Records
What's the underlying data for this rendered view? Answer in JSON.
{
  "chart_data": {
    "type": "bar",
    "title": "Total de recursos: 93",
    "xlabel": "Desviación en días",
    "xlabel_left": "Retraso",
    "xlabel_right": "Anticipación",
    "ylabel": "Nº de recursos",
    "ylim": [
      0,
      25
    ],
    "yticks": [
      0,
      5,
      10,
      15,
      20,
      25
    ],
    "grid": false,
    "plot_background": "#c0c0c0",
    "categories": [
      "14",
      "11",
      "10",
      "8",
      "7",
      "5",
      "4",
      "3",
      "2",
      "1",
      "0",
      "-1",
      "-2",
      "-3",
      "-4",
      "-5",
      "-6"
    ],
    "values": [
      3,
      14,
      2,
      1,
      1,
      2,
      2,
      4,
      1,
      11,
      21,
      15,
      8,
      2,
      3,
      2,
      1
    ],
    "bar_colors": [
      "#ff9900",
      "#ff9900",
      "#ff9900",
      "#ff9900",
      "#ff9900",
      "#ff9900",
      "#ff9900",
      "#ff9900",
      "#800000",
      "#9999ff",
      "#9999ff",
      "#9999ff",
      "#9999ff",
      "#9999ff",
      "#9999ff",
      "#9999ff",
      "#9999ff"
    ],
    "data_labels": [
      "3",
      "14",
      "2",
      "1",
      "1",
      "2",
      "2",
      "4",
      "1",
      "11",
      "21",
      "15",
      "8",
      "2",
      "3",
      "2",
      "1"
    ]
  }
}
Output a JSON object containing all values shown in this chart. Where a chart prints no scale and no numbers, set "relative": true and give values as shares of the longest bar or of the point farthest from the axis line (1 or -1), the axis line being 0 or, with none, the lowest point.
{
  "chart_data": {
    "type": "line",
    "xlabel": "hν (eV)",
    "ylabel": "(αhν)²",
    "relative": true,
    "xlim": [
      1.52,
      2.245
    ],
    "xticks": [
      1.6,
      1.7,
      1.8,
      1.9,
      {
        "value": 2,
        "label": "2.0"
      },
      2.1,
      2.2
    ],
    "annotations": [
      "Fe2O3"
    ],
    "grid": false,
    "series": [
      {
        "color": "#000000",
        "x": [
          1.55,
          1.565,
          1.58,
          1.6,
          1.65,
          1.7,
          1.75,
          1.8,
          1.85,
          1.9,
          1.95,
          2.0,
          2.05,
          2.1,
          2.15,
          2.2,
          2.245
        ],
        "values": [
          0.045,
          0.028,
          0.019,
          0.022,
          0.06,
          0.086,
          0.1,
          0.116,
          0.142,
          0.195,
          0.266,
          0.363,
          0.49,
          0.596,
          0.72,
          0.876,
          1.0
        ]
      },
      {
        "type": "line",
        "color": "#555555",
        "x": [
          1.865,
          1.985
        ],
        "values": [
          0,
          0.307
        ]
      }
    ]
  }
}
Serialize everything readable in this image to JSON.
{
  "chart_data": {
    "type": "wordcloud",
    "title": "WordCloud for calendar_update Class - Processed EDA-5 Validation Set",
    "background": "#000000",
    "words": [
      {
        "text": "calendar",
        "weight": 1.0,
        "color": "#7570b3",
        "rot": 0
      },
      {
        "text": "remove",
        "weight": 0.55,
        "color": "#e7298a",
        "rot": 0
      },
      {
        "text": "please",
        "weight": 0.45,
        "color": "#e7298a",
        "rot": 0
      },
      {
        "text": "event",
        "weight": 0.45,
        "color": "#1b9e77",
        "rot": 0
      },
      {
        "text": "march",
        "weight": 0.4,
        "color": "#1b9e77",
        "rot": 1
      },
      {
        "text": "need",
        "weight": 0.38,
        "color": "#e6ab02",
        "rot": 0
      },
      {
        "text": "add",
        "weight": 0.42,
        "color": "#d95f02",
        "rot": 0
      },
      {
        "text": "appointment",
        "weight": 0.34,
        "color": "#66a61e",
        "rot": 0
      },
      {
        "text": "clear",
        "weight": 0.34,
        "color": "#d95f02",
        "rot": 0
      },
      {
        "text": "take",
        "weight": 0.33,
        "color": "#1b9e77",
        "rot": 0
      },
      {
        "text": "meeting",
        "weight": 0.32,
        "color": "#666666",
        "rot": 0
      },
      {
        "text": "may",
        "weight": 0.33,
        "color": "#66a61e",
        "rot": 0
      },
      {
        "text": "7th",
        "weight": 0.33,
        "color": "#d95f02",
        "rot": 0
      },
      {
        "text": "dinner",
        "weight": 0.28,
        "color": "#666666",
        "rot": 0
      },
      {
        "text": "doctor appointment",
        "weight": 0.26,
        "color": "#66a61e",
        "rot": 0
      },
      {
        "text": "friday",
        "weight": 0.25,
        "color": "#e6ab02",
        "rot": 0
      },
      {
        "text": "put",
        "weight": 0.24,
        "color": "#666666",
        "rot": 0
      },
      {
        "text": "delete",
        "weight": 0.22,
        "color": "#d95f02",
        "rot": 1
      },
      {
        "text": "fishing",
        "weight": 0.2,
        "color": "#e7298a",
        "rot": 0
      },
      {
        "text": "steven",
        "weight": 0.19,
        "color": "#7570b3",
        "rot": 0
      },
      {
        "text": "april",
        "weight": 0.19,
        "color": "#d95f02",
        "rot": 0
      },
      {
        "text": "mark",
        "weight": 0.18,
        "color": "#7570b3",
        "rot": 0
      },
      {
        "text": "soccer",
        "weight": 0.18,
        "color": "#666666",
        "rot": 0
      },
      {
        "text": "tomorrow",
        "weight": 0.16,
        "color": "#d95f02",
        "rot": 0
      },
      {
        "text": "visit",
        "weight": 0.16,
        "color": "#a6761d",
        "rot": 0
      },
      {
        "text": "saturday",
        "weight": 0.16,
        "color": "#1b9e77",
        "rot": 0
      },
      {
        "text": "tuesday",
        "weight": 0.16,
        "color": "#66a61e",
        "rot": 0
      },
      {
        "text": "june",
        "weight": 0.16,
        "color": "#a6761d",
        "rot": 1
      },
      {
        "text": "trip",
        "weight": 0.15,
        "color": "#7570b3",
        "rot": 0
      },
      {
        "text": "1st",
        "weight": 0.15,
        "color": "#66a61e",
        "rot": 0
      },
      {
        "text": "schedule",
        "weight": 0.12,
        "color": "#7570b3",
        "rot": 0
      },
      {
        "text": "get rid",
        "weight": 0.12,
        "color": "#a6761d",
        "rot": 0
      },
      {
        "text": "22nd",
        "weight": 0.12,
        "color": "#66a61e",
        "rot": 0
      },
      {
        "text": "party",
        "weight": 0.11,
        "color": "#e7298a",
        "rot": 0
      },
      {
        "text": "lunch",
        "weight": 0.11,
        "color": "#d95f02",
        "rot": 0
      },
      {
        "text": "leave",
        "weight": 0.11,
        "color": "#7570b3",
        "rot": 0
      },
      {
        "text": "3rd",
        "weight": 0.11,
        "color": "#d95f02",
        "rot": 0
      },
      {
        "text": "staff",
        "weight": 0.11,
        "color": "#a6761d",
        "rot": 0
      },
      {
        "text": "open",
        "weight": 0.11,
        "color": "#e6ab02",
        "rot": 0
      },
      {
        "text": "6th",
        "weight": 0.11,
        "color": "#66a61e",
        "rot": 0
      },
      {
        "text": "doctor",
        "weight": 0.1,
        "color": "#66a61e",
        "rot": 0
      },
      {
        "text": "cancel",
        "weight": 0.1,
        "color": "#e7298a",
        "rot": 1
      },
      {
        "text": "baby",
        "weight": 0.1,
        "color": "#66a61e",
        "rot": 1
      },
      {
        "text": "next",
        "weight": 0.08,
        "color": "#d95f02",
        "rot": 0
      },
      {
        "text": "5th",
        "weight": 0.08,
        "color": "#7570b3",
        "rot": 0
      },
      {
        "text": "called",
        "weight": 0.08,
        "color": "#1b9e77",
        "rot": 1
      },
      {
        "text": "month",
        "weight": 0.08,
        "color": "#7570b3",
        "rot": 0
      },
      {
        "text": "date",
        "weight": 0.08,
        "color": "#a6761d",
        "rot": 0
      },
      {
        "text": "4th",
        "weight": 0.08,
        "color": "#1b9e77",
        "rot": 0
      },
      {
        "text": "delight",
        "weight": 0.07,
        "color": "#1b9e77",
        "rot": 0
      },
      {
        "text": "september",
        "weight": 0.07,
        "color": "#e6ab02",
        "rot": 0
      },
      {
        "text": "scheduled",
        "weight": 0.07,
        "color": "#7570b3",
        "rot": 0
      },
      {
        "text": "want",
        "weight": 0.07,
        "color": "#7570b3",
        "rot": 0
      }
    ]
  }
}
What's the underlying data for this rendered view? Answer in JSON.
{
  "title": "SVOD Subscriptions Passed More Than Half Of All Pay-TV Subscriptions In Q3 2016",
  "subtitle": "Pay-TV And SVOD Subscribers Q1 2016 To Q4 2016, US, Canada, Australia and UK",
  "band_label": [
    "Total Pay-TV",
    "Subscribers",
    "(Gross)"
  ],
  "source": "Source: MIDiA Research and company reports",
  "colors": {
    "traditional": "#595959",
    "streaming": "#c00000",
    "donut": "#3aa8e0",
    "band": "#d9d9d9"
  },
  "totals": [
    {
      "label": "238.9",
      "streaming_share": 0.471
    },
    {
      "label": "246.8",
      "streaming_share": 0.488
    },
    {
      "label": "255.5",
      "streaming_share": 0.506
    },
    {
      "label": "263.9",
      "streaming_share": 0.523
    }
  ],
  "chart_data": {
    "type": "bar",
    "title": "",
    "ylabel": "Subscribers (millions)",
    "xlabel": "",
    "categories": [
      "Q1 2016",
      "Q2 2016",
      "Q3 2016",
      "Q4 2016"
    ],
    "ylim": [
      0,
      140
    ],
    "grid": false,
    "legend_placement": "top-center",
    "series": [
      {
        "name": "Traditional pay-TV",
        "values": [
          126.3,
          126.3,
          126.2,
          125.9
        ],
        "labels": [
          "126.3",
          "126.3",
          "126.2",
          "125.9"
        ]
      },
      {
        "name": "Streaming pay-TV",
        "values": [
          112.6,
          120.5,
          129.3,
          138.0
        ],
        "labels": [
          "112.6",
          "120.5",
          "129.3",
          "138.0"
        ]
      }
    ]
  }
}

_Short exercise_
Look through the material above. Copy each line where the word "SVOD" appears.

_Output of the task_
  "title": "SVOD Subscriptions Passed More Than Half Of All Pay-TV Subscriptions In Q3 2016",
  "subtitle": "Pay-TV And SVOD Subscribers Q1 2016 To Q4 2016, US, Canada, Australia and UK",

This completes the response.